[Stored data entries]
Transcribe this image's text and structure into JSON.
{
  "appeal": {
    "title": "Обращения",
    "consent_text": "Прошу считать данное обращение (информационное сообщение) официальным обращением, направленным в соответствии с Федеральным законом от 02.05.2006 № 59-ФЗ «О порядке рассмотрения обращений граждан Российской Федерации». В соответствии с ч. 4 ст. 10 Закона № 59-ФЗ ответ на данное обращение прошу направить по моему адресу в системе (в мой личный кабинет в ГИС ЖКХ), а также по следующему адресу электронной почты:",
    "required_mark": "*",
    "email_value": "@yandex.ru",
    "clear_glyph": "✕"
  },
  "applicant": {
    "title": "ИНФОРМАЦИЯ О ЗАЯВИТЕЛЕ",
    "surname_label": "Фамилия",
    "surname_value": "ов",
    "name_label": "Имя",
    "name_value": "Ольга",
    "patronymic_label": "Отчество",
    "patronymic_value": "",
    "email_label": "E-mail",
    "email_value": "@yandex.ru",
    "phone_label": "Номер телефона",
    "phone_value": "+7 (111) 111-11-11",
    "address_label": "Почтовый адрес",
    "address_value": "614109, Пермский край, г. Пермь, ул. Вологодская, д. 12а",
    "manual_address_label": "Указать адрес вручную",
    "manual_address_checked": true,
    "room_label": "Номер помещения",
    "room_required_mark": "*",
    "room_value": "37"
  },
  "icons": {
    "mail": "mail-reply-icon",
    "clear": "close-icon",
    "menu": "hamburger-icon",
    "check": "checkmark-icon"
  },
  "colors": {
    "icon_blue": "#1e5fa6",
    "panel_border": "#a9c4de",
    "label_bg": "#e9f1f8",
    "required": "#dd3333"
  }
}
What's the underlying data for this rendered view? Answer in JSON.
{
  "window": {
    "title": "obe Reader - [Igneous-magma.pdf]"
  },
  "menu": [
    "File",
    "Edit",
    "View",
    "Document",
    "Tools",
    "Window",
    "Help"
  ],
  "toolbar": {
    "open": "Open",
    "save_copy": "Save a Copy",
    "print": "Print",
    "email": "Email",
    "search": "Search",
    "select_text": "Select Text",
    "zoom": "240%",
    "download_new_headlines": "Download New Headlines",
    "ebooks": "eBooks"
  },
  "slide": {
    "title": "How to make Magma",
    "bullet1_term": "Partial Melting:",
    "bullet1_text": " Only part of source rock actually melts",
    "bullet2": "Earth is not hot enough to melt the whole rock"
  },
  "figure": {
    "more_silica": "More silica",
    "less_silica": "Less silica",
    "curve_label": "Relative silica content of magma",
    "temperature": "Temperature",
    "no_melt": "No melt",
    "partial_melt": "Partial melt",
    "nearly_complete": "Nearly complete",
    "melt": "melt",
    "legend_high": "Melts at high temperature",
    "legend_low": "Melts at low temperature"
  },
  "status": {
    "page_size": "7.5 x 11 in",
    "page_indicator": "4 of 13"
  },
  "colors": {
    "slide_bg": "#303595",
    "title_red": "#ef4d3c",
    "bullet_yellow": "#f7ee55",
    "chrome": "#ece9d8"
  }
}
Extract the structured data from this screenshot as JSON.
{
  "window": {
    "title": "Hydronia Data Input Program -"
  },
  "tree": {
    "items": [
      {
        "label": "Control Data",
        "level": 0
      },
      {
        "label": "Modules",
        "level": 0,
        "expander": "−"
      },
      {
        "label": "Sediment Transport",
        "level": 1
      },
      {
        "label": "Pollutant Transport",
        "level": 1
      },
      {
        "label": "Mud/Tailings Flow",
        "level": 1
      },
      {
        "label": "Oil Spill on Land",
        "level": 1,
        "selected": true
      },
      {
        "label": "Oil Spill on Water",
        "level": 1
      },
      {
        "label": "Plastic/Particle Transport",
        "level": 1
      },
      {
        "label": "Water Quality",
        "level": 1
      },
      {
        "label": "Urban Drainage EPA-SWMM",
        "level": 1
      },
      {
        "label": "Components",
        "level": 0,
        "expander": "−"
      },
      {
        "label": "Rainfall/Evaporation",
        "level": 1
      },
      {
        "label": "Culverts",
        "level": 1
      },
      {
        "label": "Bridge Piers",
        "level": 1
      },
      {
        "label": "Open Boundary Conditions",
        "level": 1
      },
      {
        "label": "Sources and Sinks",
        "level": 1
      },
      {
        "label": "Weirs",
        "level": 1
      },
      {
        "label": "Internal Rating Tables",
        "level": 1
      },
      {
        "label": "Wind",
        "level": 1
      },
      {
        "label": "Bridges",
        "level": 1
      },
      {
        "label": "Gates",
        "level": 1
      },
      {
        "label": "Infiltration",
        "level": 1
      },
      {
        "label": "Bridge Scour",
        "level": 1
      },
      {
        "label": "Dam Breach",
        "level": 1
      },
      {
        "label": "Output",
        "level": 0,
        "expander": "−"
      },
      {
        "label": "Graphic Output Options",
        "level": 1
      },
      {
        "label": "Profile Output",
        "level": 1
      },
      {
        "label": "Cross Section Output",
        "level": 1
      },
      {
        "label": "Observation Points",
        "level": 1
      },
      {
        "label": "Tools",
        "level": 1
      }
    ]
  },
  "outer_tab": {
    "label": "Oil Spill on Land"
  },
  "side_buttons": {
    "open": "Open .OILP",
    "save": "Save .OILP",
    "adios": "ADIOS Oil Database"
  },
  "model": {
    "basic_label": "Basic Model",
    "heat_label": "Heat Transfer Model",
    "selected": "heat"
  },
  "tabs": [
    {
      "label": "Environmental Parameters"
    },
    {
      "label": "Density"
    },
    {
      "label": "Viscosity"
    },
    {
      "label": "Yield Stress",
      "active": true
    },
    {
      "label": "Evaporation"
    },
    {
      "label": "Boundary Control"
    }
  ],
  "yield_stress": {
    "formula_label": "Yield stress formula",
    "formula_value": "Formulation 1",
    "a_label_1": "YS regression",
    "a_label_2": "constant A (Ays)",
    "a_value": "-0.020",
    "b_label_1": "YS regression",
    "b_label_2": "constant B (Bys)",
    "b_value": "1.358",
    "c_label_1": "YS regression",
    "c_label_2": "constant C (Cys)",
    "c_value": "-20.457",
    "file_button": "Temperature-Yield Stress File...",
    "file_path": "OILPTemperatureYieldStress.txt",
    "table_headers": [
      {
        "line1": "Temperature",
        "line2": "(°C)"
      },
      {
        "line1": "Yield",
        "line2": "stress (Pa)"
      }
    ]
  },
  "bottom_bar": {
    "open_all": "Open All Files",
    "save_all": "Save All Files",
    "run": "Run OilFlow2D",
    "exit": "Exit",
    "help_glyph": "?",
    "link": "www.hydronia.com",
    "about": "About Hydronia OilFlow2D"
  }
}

JOB
Output a single number: how many lines contain the word "Save".

COMPLETE RESPONSE
3